» **The request**
Transcribe the data in full and exactly, omitting any pictures.

== Data for this exercise ==

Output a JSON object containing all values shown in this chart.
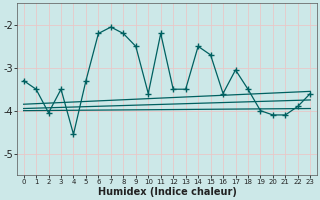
{
  "xlabel": "Humidex (Indice chaleur)",
  "background_color": "#cce8e8",
  "grid_color": "#e8c8c8",
  "line_color": "#006060",
  "xlim": [
    -0.5,
    23.5
  ],
  "ylim": [
    -5.5,
    -1.5
  ],
  "yticks": [
    -5,
    -4,
    -3,
    -2
  ],
  "xticks": [
    0,
    1,
    2,
    3,
    4,
    5,
    6,
    7,
    8,
    9,
    10,
    11,
    12,
    13,
    14,
    15,
    16,
    17,
    18,
    19,
    20,
    21,
    22,
    23
  ],
  "series1_x": [
    0,
    1,
    2,
    3,
    4,
    5,
    6,
    7,
    8,
    9,
    10,
    11,
    12,
    13,
    14,
    15,
    16,
    17,
    18,
    19,
    20,
    21,
    22,
    23
  ],
  "series1_y": [
    -3.3,
    -3.5,
    -4.05,
    -3.5,
    -4.55,
    -3.3,
    -2.2,
    -2.05,
    -2.2,
    -2.5,
    -3.6,
    -2.2,
    -3.5,
    -3.5,
    -2.5,
    -2.7,
    -3.6,
    -3.05,
    -3.5,
    -4.0,
    -4.1,
    -4.1,
    -3.9,
    -3.6
  ],
  "series2_x": [
    0,
    23
  ],
  "series2_y": [
    -3.85,
    -3.55
  ],
  "series3_x": [
    0,
    23
  ],
  "series3_y": [
    -3.95,
    -3.75
  ],
  "series4_x": [
    0,
    23
  ],
  "series4_y": [
    -4.0,
    -3.95
  ]
}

===

» **Task output**
Output a JSON object containing all values shown in this chart.
{
  "xlabel": "Humidex (Indice chaleur)",
  "background_color": "#cce8e8",
  "grid_color": "#e8c8c8",
  "line_color": "#006060",
  "xlim": [
    -0.5,
    23.5
  ],
  "ylim": [
    -5.5,
    -1.5
  ],
  "yticks": [
    -5,
    -4,
    -3,
    -2
  ],
  "xticks": [
    0,
    1,
    2,
    3,
    4,
    5,
    6,
    7,
    8,
    9,
    10,
    11,
    12,
    13,
    14,
    15,
    16,
    17,
    18,
    19,
    20,
    21,
    22,
    23
  ],
  "series1_x": [
    0,
    1,
    2,
    3,
    4,
    5,
    6,
    7,
    8,
    9,
    10,
    11,
    12,
    13,
    14,
    15,
    16,
    17,
    18,
    19,
    20,
    21,
    22,
    23
  ],
  "series1_y": [
    -3.3,
    -3.5,
    -4.05,
    -3.5,
    -4.55,
    -3.3,
    -2.2,
    -2.05,
    -2.2,
    -2.5,
    -3.6,
    -2.2,
    -3.5,
    -3.5,
    -2.5,
    -2.7,
    -3.6,
    -3.05,
    -3.5,
    -4.0,
    -4.1,
    -4.1,
    -3.9,
    -3.6
  ],
  "series2_x": [
    0,
    23
  ],
  "series2_y": [
    -3.85,
    -3.55
  ],
  "series3_x": [
    0,
    23
  ],
  "series3_y": [
    -3.95,
    -3.75
  ],
  "series4_x": [
    0,
    23
  ],
  "series4_y": [
    -4.0,
    -3.95
  ]
}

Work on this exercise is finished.